Dataset entries:
####
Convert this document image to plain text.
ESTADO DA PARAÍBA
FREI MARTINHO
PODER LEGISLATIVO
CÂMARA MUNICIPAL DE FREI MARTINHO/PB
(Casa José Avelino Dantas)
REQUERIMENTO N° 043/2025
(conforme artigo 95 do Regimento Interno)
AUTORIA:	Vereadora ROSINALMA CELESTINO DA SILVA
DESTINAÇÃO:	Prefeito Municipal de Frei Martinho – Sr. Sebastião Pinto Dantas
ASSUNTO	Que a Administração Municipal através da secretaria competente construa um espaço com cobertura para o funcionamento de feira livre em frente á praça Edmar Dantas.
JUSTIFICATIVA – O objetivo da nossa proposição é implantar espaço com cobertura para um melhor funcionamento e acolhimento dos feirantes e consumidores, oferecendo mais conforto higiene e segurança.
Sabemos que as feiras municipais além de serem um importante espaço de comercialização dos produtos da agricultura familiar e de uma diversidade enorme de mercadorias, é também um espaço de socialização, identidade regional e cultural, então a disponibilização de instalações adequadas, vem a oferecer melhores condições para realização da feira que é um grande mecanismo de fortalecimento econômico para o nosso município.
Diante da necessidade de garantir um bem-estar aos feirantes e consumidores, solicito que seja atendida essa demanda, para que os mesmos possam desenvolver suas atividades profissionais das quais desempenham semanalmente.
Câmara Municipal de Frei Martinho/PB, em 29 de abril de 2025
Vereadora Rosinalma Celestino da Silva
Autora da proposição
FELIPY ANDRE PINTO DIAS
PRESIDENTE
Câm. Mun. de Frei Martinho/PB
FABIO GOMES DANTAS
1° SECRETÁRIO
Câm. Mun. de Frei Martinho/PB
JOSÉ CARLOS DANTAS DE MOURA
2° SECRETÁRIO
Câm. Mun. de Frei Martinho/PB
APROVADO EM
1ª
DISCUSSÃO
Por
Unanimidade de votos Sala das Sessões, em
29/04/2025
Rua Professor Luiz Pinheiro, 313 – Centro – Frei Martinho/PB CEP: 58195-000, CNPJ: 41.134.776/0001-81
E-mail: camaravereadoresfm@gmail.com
####
The exercise:
Every line of the data above should be reproduced word for word.

Exercise answer:
Convert this document image to plain text.
ESTADO DA PARAÍBA
FREI MARTINHO
PODER LEGISLATIVO
CÂMARA MUNICIPAL DE FREI MARTINHO/PB
(Casa José Avelino Dantas)
REQUERIMENTO N° 043/2025
(conforme artigo 95 do Regimento Interno)
AUTORIA:	Vereadora ROSINALMA CELESTINO DA SILVA
DESTINAÇÃO:	Prefeito Municipal de Frei Martinho – Sr. Sebastião Pinto Dantas
ASSUNTO	Que a Administração Municipal através da secretaria competente construa um espaço com cobertura para o funcionamento de feira livre em frente á praça Edmar Dantas.
JUSTIFICATIVA – O objetivo da nossa proposição é implantar espaço com cobertura para um melhor funcionamento e acolhimento dos feirantes e consumidores, oferecendo mais conforto higiene e segurança.
Sabemos que as feiras municipais além de serem um importante espaço de comercialização dos produtos da agricultura familiar e de uma diversidade enorme de mercadorias, é também um espaço de socialização, identidade regional e cultural, então a disponibilização de instalações adequadas, vem a oferecer melhores condições para realização da feira que é um grande mecanismo de fortalecimento econômico para o nosso município.
Diante da necessidade de garantir um bem-estar aos feirantes e consumidores, solicito que seja atendida essa demanda, para que os mesmos possam desenvolver suas atividades profissionais das quais desempenham semanalmente.
Câmara Municipal de Frei Martinho/PB, em 29 de abril de 2025
Vereadora Rosinalma Celestino da Silva
Autora da proposição
FELIPY ANDRE PINTO DIAS
PRESIDENTE
Câm. Mun. de Frei Martinho/PB
FABIO GOMES DANTAS
1° SECRETÁRIO
Câm. Mun. de Frei Martinho/PB
JOSÉ CARLOS DANTAS DE MOURA
2° SECRETÁRIO
Câm. Mun. de Frei Martinho/PB
APROVADO EM
1ª
DISCUSSÃO
Por
Unanimidade de votos Sala das Sessões, em
29/04/2025
Rua Professor Luiz Pinheiro, 313 – Centro – Frei Martinho/PB CEP: 58195-000, CNPJ: 41.134.776/0001-81
E-mail: camaravereadoresfm@gmail.com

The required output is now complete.